--- Start DATA FOR THIS EXERCISE ---
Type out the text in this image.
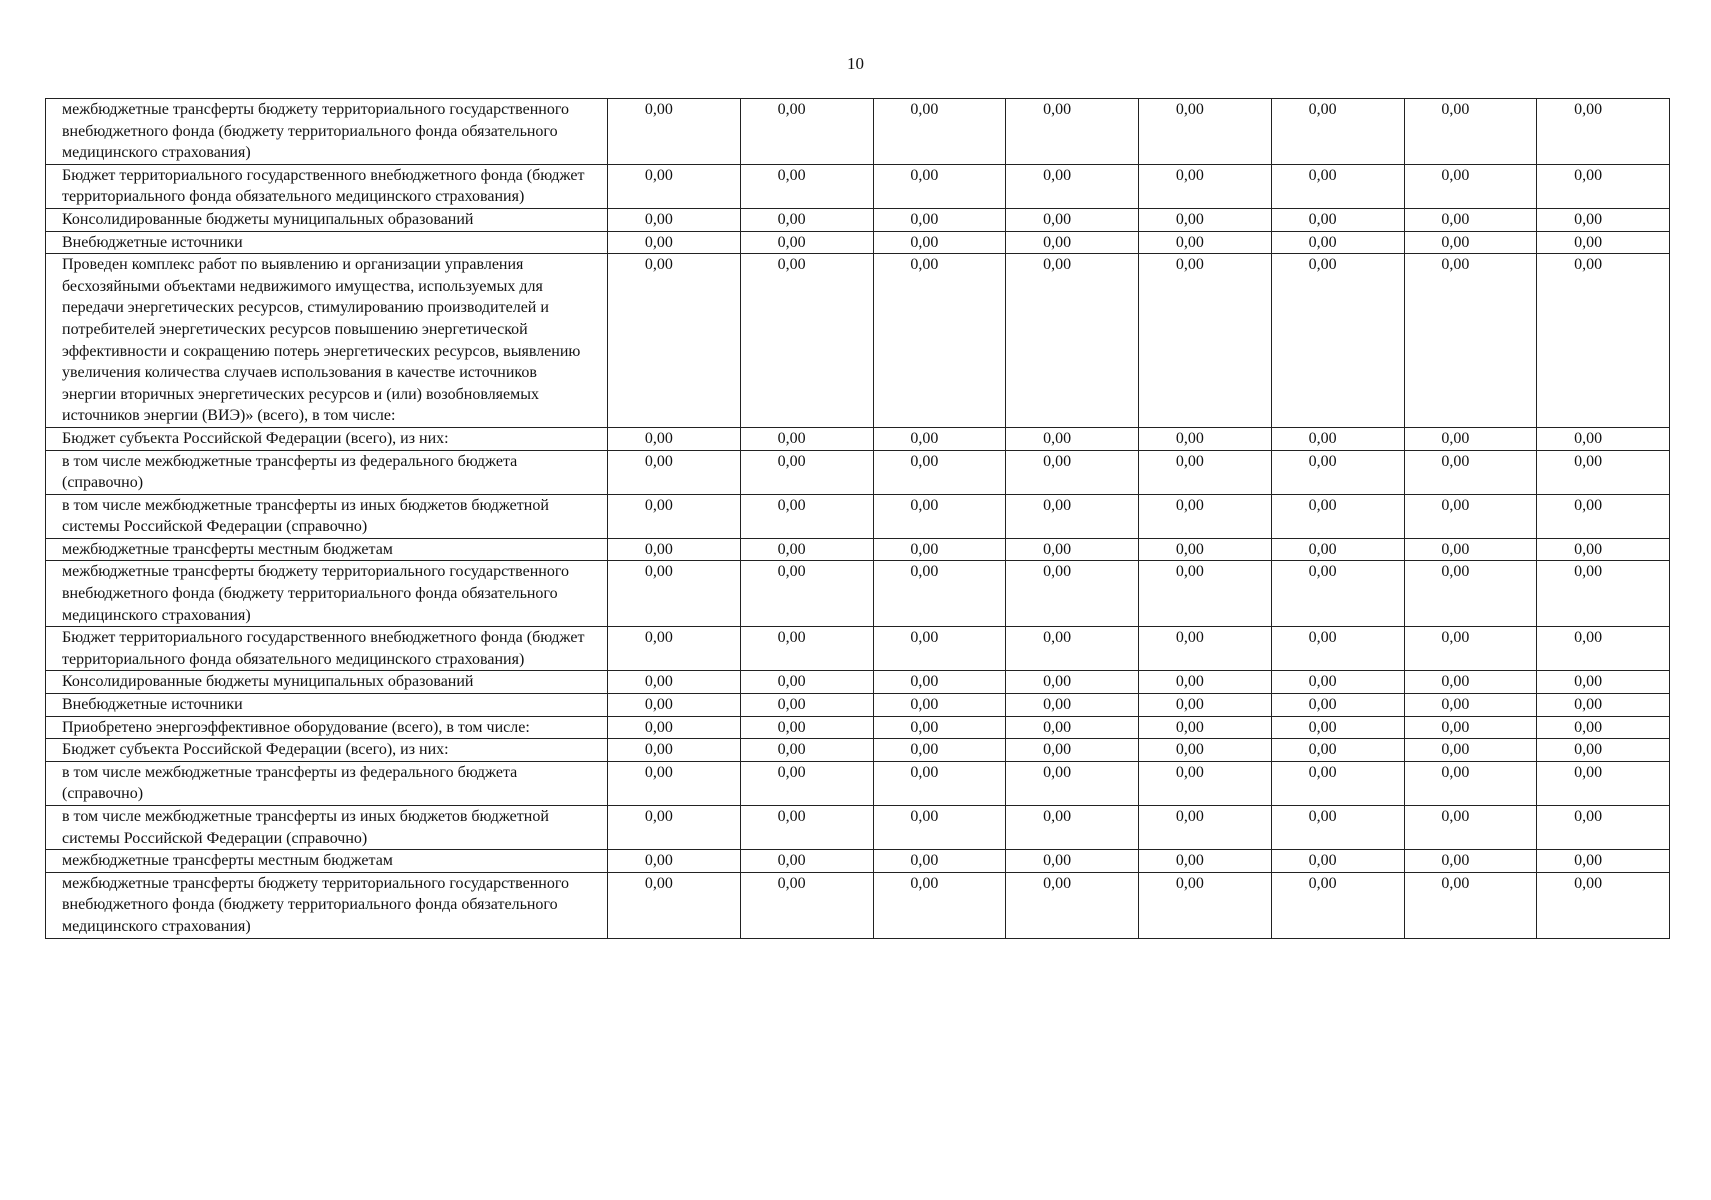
10
межбюджетные трансферты бюджету территориального государственного внебюджетного фонда (бюджету территориального фонда обязательного медицинского страхования)	0,00	0,00	0,00	0,00	0,00	0,00	0,00	0,00
Бюджет территориального государственного внебюджетного фонда (бюджет территориального фонда обязательного медицинского страхования)	0,00	0,00	0,00	0,00	0,00	0,00	0,00	0,00
Консолидированные бюджеты муниципальных образований	0,00	0,00	0,00	0,00	0,00	0,00	0,00	0,00
Внебюджетные источники	0,00	0,00	0,00	0,00	0,00	0,00	0,00	0,00
Проведен комплекс работ по выявлению и организации управления бесхозяйными объектами недвижимого имущества, используемых для передачи энергетических ресурсов, стимулированию производителей и потребителей энергетических ресурсов повышению энергетической эффективности и сокращению потерь энергетических ресурсов, выявлению увеличения количества случаев использования в качестве источников энергии вторичных энергетических ресурсов и (или) возобновляемых источников энергии (ВИЭ)» (всего), в том числе:	0,00	0,00	0,00	0,00	0,00	0,00	0,00	0,00
Бюджет субъекта Российской Федерации (всего), из них:	0,00	0,00	0,00	0,00	0,00	0,00	0,00	0,00
в том числе межбюджетные трансферты из федерального бюджета (справочно)	0,00	0,00	0,00	0,00	0,00	0,00	0,00	0,00
в том числе межбюджетные трансферты из иных бюджетов бюджетной системы Российской Федерации (справочно)	0,00	0,00	0,00	0,00	0,00	0,00	0,00	0,00
межбюджетные трансферты местным бюджетам	0,00	0,00	0,00	0,00	0,00	0,00	0,00	0,00
межбюджетные трансферты бюджету территориального государственного внебюджетного фонда (бюджету территориального фонда обязательного медицинского страхования)	0,00	0,00	0,00	0,00	0,00	0,00	0,00	0,00
Бюджет территориального государственного внебюджетного фонда (бюджет территориального фонда обязательного медицинского страхования)	0,00	0,00	0,00	0,00	0,00	0,00	0,00	0,00
Консолидированные бюджеты муниципальных образований	0,00	0,00	0,00	0,00	0,00	0,00	0,00	0,00
Внебюджетные источники	0,00	0,00	0,00	0,00	0,00	0,00	0,00	0,00
Приобретено энергоэффективное оборудование (всего), в том числе:	0,00	0,00	0,00	0,00	0,00	0,00	0,00	0,00
Бюджет субъекта Российской Федерации (всего), из них:	0,00	0,00	0,00	0,00	0,00	0,00	0,00	0,00
в том числе межбюджетные трансферты из федерального бюджета (справочно)	0,00	0,00	0,00	0,00	0,00	0,00	0,00	0,00
в том числе межбюджетные трансферты из иных бюджетов бюджетной системы Российской Федерации (справочно)	0,00	0,00	0,00	0,00	0,00	0,00	0,00	0,00
межбюджетные трансферты местным бюджетам	0,00	0,00	0,00	0,00	0,00	0,00	0,00	0,00
межбюджетные трансферты бюджету территориального государственного внебюджетного фонда (бюджету территориального фонда обязательного медицинского страхования)	0,00	0,00	0,00	0,00	0,00	0,00	0,00	0,00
--- End DATA FOR THIS EXERCISE ---
* [CHALLENGE]:
Repeat every record above exactly, but leave out any pictures.

* [EXERCISE OUTPUT]:
Type out the text in this image.
10
межбюджетные трансферты бюджету территориального государственного внебюджетного фонда (бюджету территориального фонда обязательного медицинского страхования)	0,00	0,00	0,00	0,00	0,00	0,00	0,00	0,00
Бюджет территориального государственного внебюджетного фонда (бюджет территориального фонда обязательного медицинского страхования)	0,00	0,00	0,00	0,00	0,00	0,00	0,00	0,00
Консолидированные бюджеты муниципальных образований	0,00	0,00	0,00	0,00	0,00	0,00	0,00	0,00
Внебюджетные источники	0,00	0,00	0,00	0,00	0,00	0,00	0,00	0,00
Проведен комплекс работ по выявлению и организации управления бесхозяйными объектами недвижимого имущества, используемых для передачи энергетических ресурсов, стимулированию производителей и потребителей энергетических ресурсов повышению энергетической эффективности и сокращению потерь энергетических ресурсов, выявлению увеличения количества случаев использования в качестве источников энергии вторичных энергетических ресурсов и (или) возобновляемых источников энергии (ВИЭ)» (всего), в том числе:	0,00	0,00	0,00	0,00	0,00	0,00	0,00	0,00
Бюджет субъекта Российской Федерации (всего), из них:	0,00	0,00	0,00	0,00	0,00	0,00	0,00	0,00
в том числе межбюджетные трансферты из федерального бюджета (справочно)	0,00	0,00	0,00	0,00	0,00	0,00	0,00	0,00
в том числе межбюджетные трансферты из иных бюджетов бюджетной системы Российской Федерации (справочно)	0,00	0,00	0,00	0,00	0,00	0,00	0,00	0,00
межбюджетные трансферты местным бюджетам	0,00	0,00	0,00	0,00	0,00	0,00	0,00	0,00
межбюджетные трансферты бюджету территориального государственного внебюджетного фонда (бюджету территориального фонда обязательного медицинского страхования)	0,00	0,00	0,00	0,00	0,00	0,00	0,00	0,00
Бюджет территориального государственного внебюджетного фонда (бюджет территориального фонда обязательного медицинского страхования)	0,00	0,00	0,00	0,00	0,00	0,00	0,00	0,00
Консолидированные бюджеты муниципальных образований	0,00	0,00	0,00	0,00	0,00	0,00	0,00	0,00
Внебюджетные источники	0,00	0,00	0,00	0,00	0,00	0,00	0,00	0,00
Приобретено энергоэффективное оборудование (всего), в том числе:	0,00	0,00	0,00	0,00	0,00	0,00	0,00	0,00
Бюджет субъекта Российской Федерации (всего), из них:	0,00	0,00	0,00	0,00	0,00	0,00	0,00	0,00
в том числе межбюджетные трансферты из федерального бюджета (справочно)	0,00	0,00	0,00	0,00	0,00	0,00	0,00	0,00
в том числе межбюджетные трансферты из иных бюджетов бюджетной системы Российской Федерации (справочно)	0,00	0,00	0,00	0,00	0,00	0,00	0,00	0,00
межбюджетные трансферты местным бюджетам	0,00	0,00	0,00	0,00	0,00	0,00	0,00	0,00
межбюджетные трансферты бюджету территориального государственного внебюджетного фонда (бюджету территориального фонда обязательного медицинского страхования)	0,00	0,00	0,00	0,00	0,00	0,00	0,00	0,00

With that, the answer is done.